[Dataset items]
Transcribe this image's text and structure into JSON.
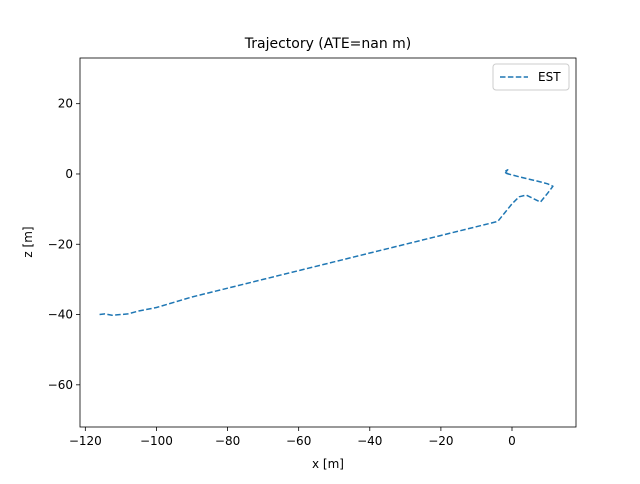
{
  "chart_data": {
    "type": "line",
    "title": "Trajectory (ATE=nan m)",
    "xlabel": "x [m]",
    "ylabel": "z [m]",
    "xlim": [
      -121.5,
      18
    ],
    "ylim": [
      -72,
      33
    ],
    "xticks": [
      -120,
      -100,
      -80,
      -60,
      -40,
      -20,
      0
    ],
    "yticks": [
      -60,
      -40,
      -20,
      0,
      20
    ],
    "xtick_labels": [
      "−120",
      "−100",
      "−80",
      "−60",
      "−40",
      "−20",
      "0"
    ],
    "ytick_labels": [
      "−60",
      "−40",
      "−20",
      "0",
      "20"
    ],
    "grid": false,
    "legend_position": "top-right",
    "series": [
      {
        "name": "EST",
        "color": "#1f77b4",
        "linestyle": "dashed",
        "x": [
          -116,
          -114.5,
          -112.5,
          -110,
          -108,
          -105,
          -100,
          -90,
          -80,
          -70,
          -60,
          -50,
          -40,
          -30,
          -20,
          -10,
          -4,
          -2,
          0,
          2,
          4,
          6,
          8,
          10,
          11.5,
          10,
          7,
          4,
          2,
          -1,
          -2,
          -1.2,
          -2.2,
          -1
        ],
        "y": [
          -40,
          -39.8,
          -40.2,
          -40,
          -39.8,
          -39,
          -38,
          -35,
          -32.5,
          -30,
          -27.5,
          -25,
          -22.5,
          -20,
          -17.5,
          -15,
          -13.5,
          -11,
          -8.5,
          -6.5,
          -6,
          -7,
          -8,
          -5.5,
          -3.5,
          -2.8,
          -2,
          -1.3,
          -0.8,
          0,
          0.3,
          1.2,
          0.6,
          0
        ]
      }
    ]
  }
}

- Set task
Go back to the records above and write them out exactly, without the pictures.

- Solved exercise
Transcribe this image's text and structure into JSON.
{
  "chart_data": {
    "type": "line",
    "title": "Trajectory (ATE=nan m)",
    "xlabel": "x [m]",
    "ylabel": "z [m]",
    "xlim": [
      -121.5,
      18
    ],
    "ylim": [
      -72,
      33
    ],
    "xticks": [
      -120,
      -100,
      -80,
      -60,
      -40,
      -20,
      0
    ],
    "yticks": [
      -60,
      -40,
      -20,
      0,
      20
    ],
    "xtick_labels": [
      "−120",
      "−100",
      "−80",
      "−60",
      "−40",
      "−20",
      "0"
    ],
    "ytick_labels": [
      "−60",
      "−40",
      "−20",
      "0",
      "20"
    ],
    "grid": false,
    "legend_position": "top-right",
    "series": [
      {
        "name": "EST",
        "color": "#1f77b4",
        "linestyle": "dashed",
        "x": [
          -116,
          -114.5,
          -112.5,
          -110,
          -108,
          -105,
          -100,
          -90,
          -80,
          -70,
          -60,
          -50,
          -40,
          -30,
          -20,
          -10,
          -4,
          -2,
          0,
          2,
          4,
          6,
          8,
          10,
          11.5,
          10,
          7,
          4,
          2,
          -1,
          -2,
          -1.2,
          -2.2,
          -1
        ],
        "y": [
          -40,
          -39.8,
          -40.2,
          -40,
          -39.8,
          -39,
          -38,
          -35,
          -32.5,
          -30,
          -27.5,
          -25,
          -22.5,
          -20,
          -17.5,
          -15,
          -13.5,
          -11,
          -8.5,
          -6.5,
          -6,
          -7,
          -8,
          -5.5,
          -3.5,
          -2.8,
          -2,
          -1.3,
          -0.8,
          0,
          0.3,
          1.2,
          0.6,
          0
        ]
      }
    ]
  }
}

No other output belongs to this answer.